What is being asked>
Output the full listing below exactly as it reads, and skip anything that is a picture.

Dataset items
+++++

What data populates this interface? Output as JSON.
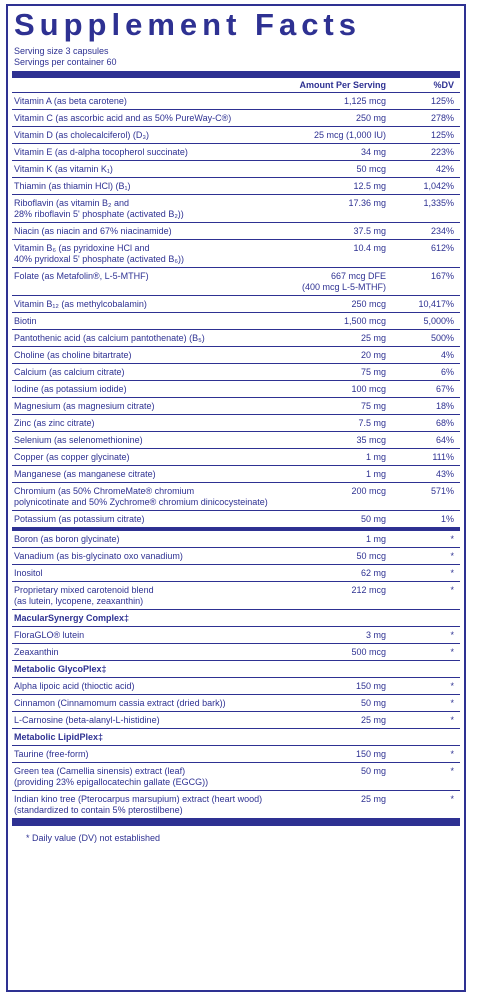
{
  "title": "Supplement Facts",
  "serving_size": "Serving size 3 capsules",
  "servings_per_container": "Servings per container 60",
  "column_headers": {
    "amount": "Amount Per Serving",
    "dv": "%DV"
  },
  "sections": [
    {
      "rows": [
        {
          "name": [
            "Vitamin A (as beta carotene)"
          ],
          "amount": [
            "1,125 mcg"
          ],
          "dv": "125%"
        },
        {
          "name": [
            "Vitamin C (as ascorbic acid and as 50% PureWay-C®)"
          ],
          "amount": [
            "250 mg"
          ],
          "dv": "278%"
        },
        {
          "name": [
            "Vitamin D (as cholecalciferol) (D₃)"
          ],
          "amount": [
            "25 mcg (1,000 IU)"
          ],
          "dv": "125%"
        },
        {
          "name": [
            "Vitamin E (as d-alpha tocopherol succinate)"
          ],
          "amount": [
            "34 mg"
          ],
          "dv": "223%"
        },
        {
          "name": [
            "Vitamin K (as vitamin K₁)"
          ],
          "amount": [
            "50 mcg"
          ],
          "dv": "42%"
        },
        {
          "name": [
            "Thiamin (as thiamin HCl) (B₁)"
          ],
          "amount": [
            "12.5 mg"
          ],
          "dv": "1,042%"
        },
        {
          "name": [
            "Riboflavin (as vitamin B₂ and",
            "28% riboflavin 5' phosphate (activated B₂))"
          ],
          "amount": [
            "17.36 mg"
          ],
          "dv": "1,335%"
        },
        {
          "name": [
            "Niacin (as niacin and 67% niacinamide)"
          ],
          "amount": [
            "37.5 mg"
          ],
          "dv": "234%"
        },
        {
          "name": [
            "Vitamin B₆ (as pyridoxine HCl and",
            "40% pyridoxal 5' phosphate (activated B₆))"
          ],
          "amount": [
            "10.4 mg"
          ],
          "dv": "612%"
        },
        {
          "name": [
            "Folate (as Metafolin®, L-5-MTHF)"
          ],
          "amount": [
            "667 mcg DFE",
            "(400 mcg L-5-MTHF)"
          ],
          "dv": "167%"
        },
        {
          "name": [
            "Vitamin B₁₂ (as methylcobalamin)"
          ],
          "amount": [
            "250 mcg"
          ],
          "dv": "10,417%"
        },
        {
          "name": [
            "Biotin"
          ],
          "amount": [
            "1,500 mcg"
          ],
          "dv": "5,000%"
        },
        {
          "name": [
            "Pantothenic acid (as calcium pantothenate) (B₅)"
          ],
          "amount": [
            "25 mg"
          ],
          "dv": "500%"
        },
        {
          "name": [
            "Choline (as choline bitartrate)"
          ],
          "amount": [
            "20 mg"
          ],
          "dv": "4%"
        },
        {
          "name": [
            "Calcium (as calcium citrate)"
          ],
          "amount": [
            "75 mg"
          ],
          "dv": "6%"
        },
        {
          "name": [
            "Iodine (as potassium iodide)"
          ],
          "amount": [
            "100 mcg"
          ],
          "dv": "67%"
        },
        {
          "name": [
            "Magnesium (as magnesium citrate)"
          ],
          "amount": [
            "75 mg"
          ],
          "dv": "18%"
        },
        {
          "name": [
            "Zinc (as zinc citrate)"
          ],
          "amount": [
            "7.5 mg"
          ],
          "dv": "68%"
        },
        {
          "name": [
            "Selenium (as selenomethionine)"
          ],
          "amount": [
            "35 mcg"
          ],
          "dv": "64%"
        },
        {
          "name": [
            "Copper (as copper glycinate)"
          ],
          "amount": [
            "1 mg"
          ],
          "dv": "111%"
        },
        {
          "name": [
            "Manganese (as manganese citrate)"
          ],
          "amount": [
            "1 mg"
          ],
          "dv": "43%"
        },
        {
          "name": [
            "Chromium (as 50% ChromeMate® chromium",
            "polynicotinate and 50% Zychrome® chromium dinicocysteinate)"
          ],
          "amount": [
            "200 mcg"
          ],
          "dv": "571%"
        },
        {
          "name": [
            "Potassium (as potassium citrate)"
          ],
          "amount": [
            "50 mg"
          ],
          "dv": "1%"
        }
      ]
    },
    {
      "rows": [
        {
          "name": [
            "Boron (as boron glycinate)"
          ],
          "amount": [
            "1 mg"
          ],
          "dv": "*"
        },
        {
          "name": [
            "Vanadium (as bis-glycinato oxo vanadium)"
          ],
          "amount": [
            "50 mcg"
          ],
          "dv": "*"
        },
        {
          "name": [
            "Inositol"
          ],
          "amount": [
            "62 mg"
          ],
          "dv": "*"
        },
        {
          "name": [
            "Proprietary mixed carotenoid blend",
            "(as lutein, lycopene, zeaxanthin)"
          ],
          "amount": [
            "212 mcg"
          ],
          "dv": "*"
        },
        {
          "heading": "MacularSynergy Complex‡"
        },
        {
          "name": [
            "FloraGLO® lutein"
          ],
          "amount": [
            "3 mg"
          ],
          "dv": "*"
        },
        {
          "name": [
            "Zeaxanthin"
          ],
          "amount": [
            "500 mcg"
          ],
          "dv": "*"
        },
        {
          "heading": "Metabolic GlycoPlex‡"
        },
        {
          "name": [
            "Alpha lipoic acid (thioctic acid)"
          ],
          "amount": [
            "150 mg"
          ],
          "dv": "*"
        },
        {
          "name": [
            "Cinnamon (Cinnamomum cassia extract (dried bark))"
          ],
          "amount": [
            "50 mg"
          ],
          "dv": "*"
        },
        {
          "name": [
            "L-Carnosine (beta-alanyl-L-histidine)"
          ],
          "amount": [
            "25 mg"
          ],
          "dv": "*"
        },
        {
          "heading": "Metabolic LipidPlex‡"
        },
        {
          "name": [
            "Taurine (free-form)"
          ],
          "amount": [
            "150 mg"
          ],
          "dv": "*"
        },
        {
          "name": [
            "Green tea (Camellia sinensis) extract (leaf)",
            "(providing 23% epigallocatechin gallate (EGCG))"
          ],
          "amount": [
            "50 mg"
          ],
          "dv": "*"
        },
        {
          "name": [
            "Indian kino tree (Pterocarpus marsupium) extract (heart wood)",
            "(standardized to contain 5% pterostilbene)"
          ],
          "amount": [
            "25 mg"
          ],
          "dv": "*"
        }
      ]
    }
  ],
  "footnote": "* Daily value (DV) not established"
}
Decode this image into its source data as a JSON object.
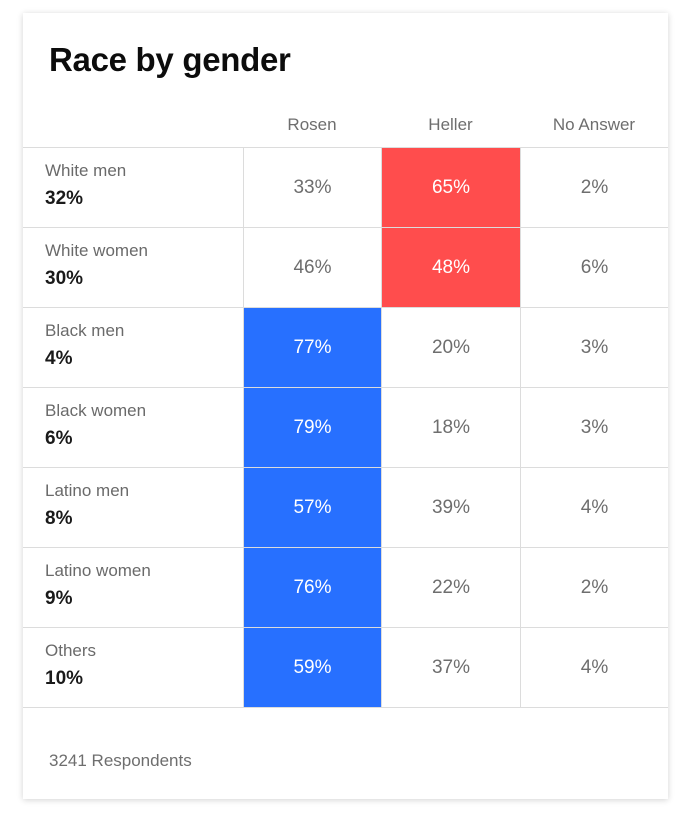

+++++

Correct output>
What data populates this interface? Output as JSON.
{
  "title": "Supplement Facts",
  "serving_size": "Serving size 3 capsules",
  "servings_per_container": "Servings per container 60",
  "column_headers": {
    "amount": "Amount Per Serving",
    "dv": "%DV"
  },
  "sections": [
    {
      "rows": [
        {
          "name": [
            "Vitamin A (as beta carotene)"
          ],
          "amount": [
            "1,125 mcg"
          ],
          "dv": "125%"
        },
        {
          "name": [
            "Vitamin C (as ascorbic acid and as 50% PureWay-C®)"
          ],
          "amount": [
            "250 mg"
          ],
          "dv": "278%"
        },
        {
          "name": [
            "Vitamin D (as cholecalciferol) (D₃)"
          ],
          "amount": [
            "25 mcg (1,000 IU)"
          ],
          "dv": "125%"
        },
        {
          "name": [
            "Vitamin E (as d-alpha tocopherol succinate)"
          ],
          "amount": [
            "34 mg"
          ],
          "dv": "223%"
        },
        {
          "name": [
            "Vitamin K (as vitamin K₁)"
          ],
          "amount": [
            "50 mcg"
          ],
          "dv": "42%"
        },
        {
          "name": [
            "Thiamin (as thiamin HCl) (B₁)"
          ],
          "amount": [
            "12.5 mg"
          ],
          "dv": "1,042%"
        },
        {
          "name": [
            "Riboflavin (as vitamin B₂ and",
            "28% riboflavin 5' phosphate (activated B₂))"
          ],
          "amount": [
            "17.36 mg"
          ],
          "dv": "1,335%"
        },
        {
          "name": [
            "Niacin (as niacin and 67% niacinamide)"
          ],
          "amount": [
            "37.5 mg"
          ],
          "dv": "234%"
        },
        {
          "name": [
            "Vitamin B₆ (as pyridoxine HCl and",
            "40% pyridoxal 5' phosphate (activated B₆))"
          ],
          "amount": [
            "10.4 mg"
          ],
          "dv": "612%"
        },
        {
          "name": [
            "Folate (as Metafolin®, L-5-MTHF)"
          ],
          "amount": [
            "667 mcg DFE",
            "(400 mcg L-5-MTHF)"
          ],
          "dv": "167%"
        },
        {
          "name": [
            "Vitamin B₁₂ (as methylcobalamin)"
          ],
          "amount": [
            "250 mcg"
          ],
          "dv": "10,417%"
        },
        {
          "name": [
            "Biotin"
          ],
          "amount": [
            "1,500 mcg"
          ],
          "dv": "5,000%"
        },
        {
          "name": [
            "Pantothenic acid (as calcium pantothenate) (B₅)"
          ],
          "amount": [
            "25 mg"
          ],
          "dv": "500%"
        },
        {
          "name": [
            "Choline (as choline bitartrate)"
          ],
          "amount": [
            "20 mg"
          ],
          "dv": "4%"
        },
        {
          "name": [
            "Calcium (as calcium citrate)"
          ],
          "amount": [
            "75 mg"
          ],
          "dv": "6%"
        },
        {
          "name": [
            "Iodine (as potassium iodide)"
          ],
          "amount": [
            "100 mcg"
          ],
          "dv": "67%"
        },
        {
          "name": [
            "Magnesium (as magnesium citrate)"
          ],
          "amount": [
            "75 mg"
          ],
          "dv": "18%"
        },
        {
          "name": [
            "Zinc (as zinc citrate)"
          ],
          "amount": [
            "7.5 mg"
          ],
          "dv": "68%"
        },
        {
          "name": [
            "Selenium (as selenomethionine)"
          ],
          "amount": [
            "35 mcg"
          ],
          "dv": "64%"
        },
        {
          "name": [
            "Copper (as copper glycinate)"
          ],
          "amount": [
            "1 mg"
          ],
          "dv": "111%"
        },
        {
          "name": [
            "Manganese (as manganese citrate)"
          ],
          "amount": [
            "1 mg"
          ],
          "dv": "43%"
        },
        {
          "name": [
            "Chromium (as 50% ChromeMate® chromium",
            "polynicotinate and 50% Zychrome® chromium dinicocysteinate)"
          ],
          "amount": [
            "200 mcg"
          ],
          "dv": "571%"
        },
        {
          "name": [
            "Potassium (as potassium citrate)"
          ],
          "amount": [
            "50 mg"
          ],
          "dv": "1%"
        }
      ]
    },
    {
      "rows": [
        {
          "name": [
            "Boron (as boron glycinate)"
          ],
          "amount": [
            "1 mg"
          ],
          "dv": "*"
        },
        {
          "name": [
            "Vanadium (as bis-glycinato oxo vanadium)"
          ],
          "amount": [
            "50 mcg"
          ],
          "dv": "*"
        },
        {
          "name": [
            "Inositol"
          ],
          "amount": [
            "62 mg"
          ],
          "dv": "*"
        },
        {
          "name": [
            "Proprietary mixed carotenoid blend",
            "(as lutein, lycopene, zeaxanthin)"
          ],
          "amount": [
            "212 mcg"
          ],
          "dv": "*"
        },
        {
          "heading": "MacularSynergy Complex‡"
        },
        {
          "name": [
            "FloraGLO® lutein"
          ],
          "amount": [
            "3 mg"
          ],
          "dv": "*"
        },
        {
          "name": [
            "Zeaxanthin"
          ],
          "amount": [
            "500 mcg"
          ],
          "dv": "*"
        },
        {
          "heading": "Metabolic GlycoPlex‡"
        },
        {
          "name": [
            "Alpha lipoic acid (thioctic acid)"
          ],
          "amount": [
            "150 mg"
          ],
          "dv": "*"
        },
        {
          "name": [
            "Cinnamon (Cinnamomum cassia extract (dried bark))"
          ],
          "amount": [
            "50 mg"
          ],
          "dv": "*"
        },
        {
          "name": [
            "L-Carnosine (beta-alanyl-L-histidine)"
          ],
          "amount": [
            "25 mg"
          ],
          "dv": "*"
        },
        {
          "heading": "Metabolic LipidPlex‡"
        },
        {
          "name": [
            "Taurine (free-form)"
          ],
          "amount": [
            "150 mg"
          ],
          "dv": "*"
        },
        {
          "name": [
            "Green tea (Camellia sinensis) extract (leaf)",
            "(providing 23% epigallocatechin gallate (EGCG))"
          ],
          "amount": [
            "50 mg"
          ],
          "dv": "*"
        },
        {
          "name": [
            "Indian kino tree (Pterocarpus marsupium) extract (heart wood)",
            "(standardized to contain 5% pterostilbene)"
          ],
          "amount": [
            "25 mg"
          ],
          "dv": "*"
        }
      ]
    }
  ],
  "footnote": "* Daily value (DV) not established"
}
Decode this image into its source data as a JSON object.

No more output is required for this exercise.